Reproduce the entries below in full, word for word.

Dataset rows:
• • •
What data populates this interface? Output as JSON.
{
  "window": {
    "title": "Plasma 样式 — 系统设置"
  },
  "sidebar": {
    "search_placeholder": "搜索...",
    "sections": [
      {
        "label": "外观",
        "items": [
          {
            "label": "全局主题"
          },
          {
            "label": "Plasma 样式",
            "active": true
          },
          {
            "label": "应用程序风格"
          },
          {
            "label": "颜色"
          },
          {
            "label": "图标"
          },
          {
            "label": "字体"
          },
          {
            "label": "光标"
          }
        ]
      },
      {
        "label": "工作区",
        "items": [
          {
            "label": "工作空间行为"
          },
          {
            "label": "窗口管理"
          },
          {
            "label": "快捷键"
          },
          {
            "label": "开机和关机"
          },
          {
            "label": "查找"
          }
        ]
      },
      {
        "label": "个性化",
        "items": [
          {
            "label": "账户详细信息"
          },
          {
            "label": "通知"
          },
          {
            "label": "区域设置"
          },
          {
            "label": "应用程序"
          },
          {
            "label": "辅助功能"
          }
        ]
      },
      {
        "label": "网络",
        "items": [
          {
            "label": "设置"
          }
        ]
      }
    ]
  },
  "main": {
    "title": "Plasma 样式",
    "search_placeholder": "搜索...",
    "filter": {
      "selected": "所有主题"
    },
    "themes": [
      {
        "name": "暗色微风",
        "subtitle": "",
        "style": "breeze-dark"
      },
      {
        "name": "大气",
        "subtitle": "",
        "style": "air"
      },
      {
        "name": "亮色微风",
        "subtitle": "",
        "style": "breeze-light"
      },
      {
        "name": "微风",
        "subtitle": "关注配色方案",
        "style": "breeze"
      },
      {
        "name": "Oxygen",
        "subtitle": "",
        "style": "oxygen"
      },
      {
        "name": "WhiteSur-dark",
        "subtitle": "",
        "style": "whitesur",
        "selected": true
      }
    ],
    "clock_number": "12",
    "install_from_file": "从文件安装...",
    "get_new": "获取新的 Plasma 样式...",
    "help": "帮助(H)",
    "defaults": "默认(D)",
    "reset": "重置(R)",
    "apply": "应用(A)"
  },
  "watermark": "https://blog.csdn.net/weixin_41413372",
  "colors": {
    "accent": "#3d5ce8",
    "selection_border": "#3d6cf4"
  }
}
• • •
Solution for this problem
What data populates this interface? Output as JSON.
{
  "window": {
    "title": "Plasma 样式 — 系统设置"
  },
  "sidebar": {
    "search_placeholder": "搜索...",
    "sections": [
      {
        "label": "外观",
        "items": [
          {
            "label": "全局主题"
          },
          {
            "label": "Plasma 样式",
            "active": true
          },
          {
            "label": "应用程序风格"
          },
          {
            "label": "颜色"
          },
          {
            "label": "图标"
          },
          {
            "label": "字体"
          },
          {
            "label": "光标"
          }
        ]
      },
      {
        "label": "工作区",
        "items": [
          {
            "label": "工作空间行为"
          },
          {
            "label": "窗口管理"
          },
          {
            "label": "快捷键"
          },
          {
            "label": "开机和关机"
          },
          {
            "label": "查找"
          }
        ]
      },
      {
        "label": "个性化",
        "items": [
          {
            "label": "账户详细信息"
          },
          {
            "label": "通知"
          },
          {
            "label": "区域设置"
          },
          {
            "label": "应用程序"
          },
          {
            "label": "辅助功能"
          }
        ]
      },
      {
        "label": "网络",
        "items": [
          {
            "label": "设置"
          }
        ]
      }
    ]
  },
  "main": {
    "title": "Plasma 样式",
    "search_placeholder": "搜索...",
    "filter": {
      "selected": "所有主题"
    },
    "themes": [
      {
        "name": "暗色微风",
        "subtitle": "",
        "style": "breeze-dark"
      },
      {
        "name": "大气",
        "subtitle": "",
        "style": "air"
      },
      {
        "name": "亮色微风",
        "subtitle": "",
        "style": "breeze-light"
      },
      {
        "name": "微风",
        "subtitle": "关注配色方案",
        "style": "breeze"
      },
      {
        "name": "Oxygen",
        "subtitle": "",
        "style": "oxygen"
      },
      {
        "name": "WhiteSur-dark",
        "subtitle": "",
        "style": "whitesur",
        "selected": true
      }
    ],
    "clock_number": "12",
    "install_from_file": "从文件安装...",
    "get_new": "获取新的 Plasma 样式...",
    "help": "帮助(H)",
    "defaults": "默认(D)",
    "reset": "重置(R)",
    "apply": "应用(A)"
  },
  "watermark": "https://blog.csdn.net/weixin_41413372",
  "colors": {
    "accent": "#3d5ce8",
    "selection_border": "#3d6cf4"
  }
}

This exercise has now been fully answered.